▶ [Problem requirements]: Your task is to write out the complete listing exactly as it is shown.
◆ ◆ ◆ ◆ ◆ ◆ ◆
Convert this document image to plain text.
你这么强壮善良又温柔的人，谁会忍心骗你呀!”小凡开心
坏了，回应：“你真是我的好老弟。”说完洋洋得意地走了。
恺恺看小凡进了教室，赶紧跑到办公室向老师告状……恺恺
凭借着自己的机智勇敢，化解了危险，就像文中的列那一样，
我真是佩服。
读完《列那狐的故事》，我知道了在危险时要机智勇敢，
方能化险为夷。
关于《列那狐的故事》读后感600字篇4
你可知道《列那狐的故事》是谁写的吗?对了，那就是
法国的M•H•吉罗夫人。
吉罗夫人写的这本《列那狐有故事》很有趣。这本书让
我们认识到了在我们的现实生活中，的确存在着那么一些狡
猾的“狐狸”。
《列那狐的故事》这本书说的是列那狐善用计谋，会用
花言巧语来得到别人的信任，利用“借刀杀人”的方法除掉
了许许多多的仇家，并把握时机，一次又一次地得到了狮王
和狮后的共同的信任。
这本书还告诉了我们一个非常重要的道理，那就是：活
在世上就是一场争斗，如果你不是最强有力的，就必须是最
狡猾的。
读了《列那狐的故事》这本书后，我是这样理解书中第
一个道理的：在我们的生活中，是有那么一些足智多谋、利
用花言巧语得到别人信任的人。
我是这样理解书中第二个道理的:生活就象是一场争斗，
◆ ◆ ◆ ◆ ◆ ◆ ◆
▶ [The answer]:
Convert this document image to plain text.
你这么强壮善良又温柔的人，谁会忍心骗你呀!”小凡开心
坏了，回应：“你真是我的好老弟。”说完洋洋得意地走了。
恺恺看小凡进了教室，赶紧跑到办公室向老师告状……恺恺
凭借着自己的机智勇敢，化解了危险，就像文中的列那一样，
我真是佩服。
读完《列那狐的故事》，我知道了在危险时要机智勇敢，
方能化险为夷。
关于《列那狐的故事》读后感600字篇4
你可知道《列那狐的故事》是谁写的吗?对了，那就是
法国的M•H•吉罗夫人。
吉罗夫人写的这本《列那狐有故事》很有趣。这本书让
我们认识到了在我们的现实生活中，的确存在着那么一些狡
猾的“狐狸”。
《列那狐的故事》这本书说的是列那狐善用计谋，会用
花言巧语来得到别人的信任，利用“借刀杀人”的方法除掉
了许许多多的仇家，并把握时机，一次又一次地得到了狮王
和狮后的共同的信任。
这本书还告诉了我们一个非常重要的道理，那就是：活
在世上就是一场争斗，如果你不是最强有力的，就必须是最
狡猾的。
读了《列那狐的故事》这本书后，我是这样理解书中第
一个道理的：在我们的生活中，是有那么一些足智多谋、利
用花言巧语得到别人信任的人。
我是这样理解书中第二个道理的:生活就象是一场争斗，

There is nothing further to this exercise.